What you should do ->
Omit images. Retype all entries verbatim.

— START —

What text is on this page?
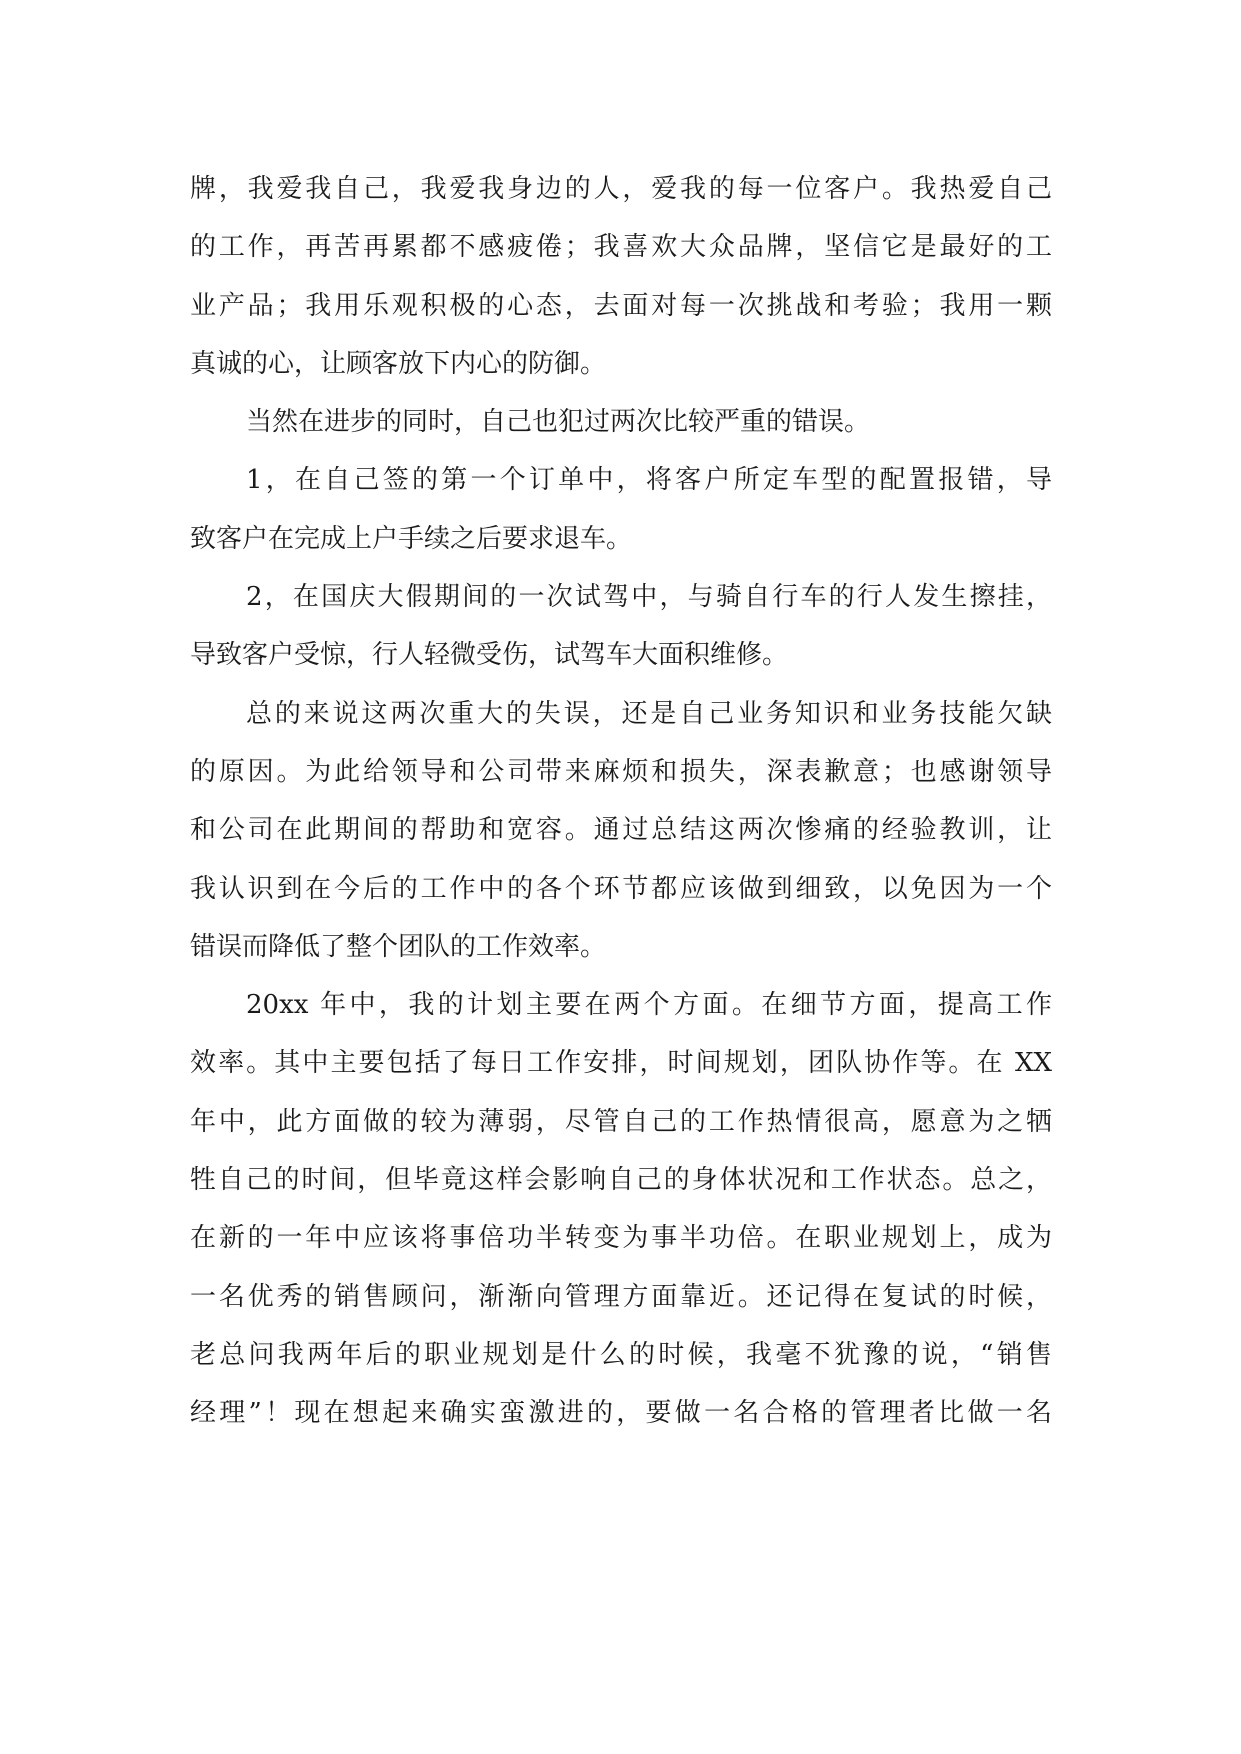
牌，我爱我自己，我爱我身边的人，爱我的每一位客户。我热爱自己
的工作，再苦再累都不感疲倦；我喜欢大众品牌，坚信它是最好的工
业产品；我用乐观积极的心态，去面对每一次挑战和考验；我用一颗
真诚的心，让顾客放下内心的防御。
当然在进步的同时，自己也犯过两次比较严重的错误。
1，在自己签的第一个订单中，将客户所定车型的配置报错，导
致客户在完成上户手续之后要求退车。
2，在国庆大假期间的一次试驾中，与骑自行车的行人发生擦挂，
导致客户受惊，行人轻微受伤，试驾车大面积维修。
总的来说这两次重大的失误，还是自己业务知识和业务技能欠缺
的原因。为此给领导和公司带来麻烦和损失，深表歉意；也感谢领导
和公司在此期间的帮助和宽容。通过总结这两次惨痛的经验教训，让
我认识到在今后的工作中的各个环节都应该做到细致，以免因为一个
错误而降低了整个团队的工作效率。
20xx 年中，我的计划主要在两个方面。在细节方面，提高工作
效率。其中主要包括了每日工作安排，时间规划，团队协作等。在 XX
年中，此方面做的较为薄弱，尽管自己的工作热情很高，愿意为之牺
牲自己的时间，但毕竟这样会影响自己的身体状况和工作状态。总之，
在新的一年中应该将事倍功半转变为事半功倍。在职业规划上，成为
一名优秀的销售顾问，渐渐向管理方面靠近。还记得在复试的时候，
老总问我两年后的职业规划是什么的时候，我毫不犹豫的说，“销售
经理”！现在想起来确实蛮激进的，要做一名合格的管理者比做一名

— END —

Finished exercise ->
What text is on this page?
牌，我爱我自己，我爱我身边的人，爱我的每一位客户。我热爱自己
的工作，再苦再累都不感疲倦；我喜欢大众品牌，坚信它是最好的工
业产品；我用乐观积极的心态，去面对每一次挑战和考验；我用一颗
真诚的心，让顾客放下内心的防御。
当然在进步的同时，自己也犯过两次比较严重的错误。
1，在自己签的第一个订单中，将客户所定车型的配置报错，导
致客户在完成上户手续之后要求退车。
2，在国庆大假期间的一次试驾中，与骑自行车的行人发生擦挂，
导致客户受惊，行人轻微受伤，试驾车大面积维修。
总的来说这两次重大的失误，还是自己业务知识和业务技能欠缺
的原因。为此给领导和公司带来麻烦和损失，深表歉意；也感谢领导
和公司在此期间的帮助和宽容。通过总结这两次惨痛的经验教训，让
我认识到在今后的工作中的各个环节都应该做到细致，以免因为一个
错误而降低了整个团队的工作效率。
20xx 年中，我的计划主要在两个方面。在细节方面，提高工作
效率。其中主要包括了每日工作安排，时间规划，团队协作等。在 XX
年中，此方面做的较为薄弱，尽管自己的工作热情很高，愿意为之牺
牲自己的时间，但毕竟这样会影响自己的身体状况和工作状态。总之，
在新的一年中应该将事倍功半转变为事半功倍。在职业规划上，成为
一名优秀的销售顾问，渐渐向管理方面靠近。还记得在复试的时候，
老总问我两年后的职业规划是什么的时候，我毫不犹豫的说，“销售
经理”！现在想起来确实蛮激进的，要做一名合格的管理者比做一名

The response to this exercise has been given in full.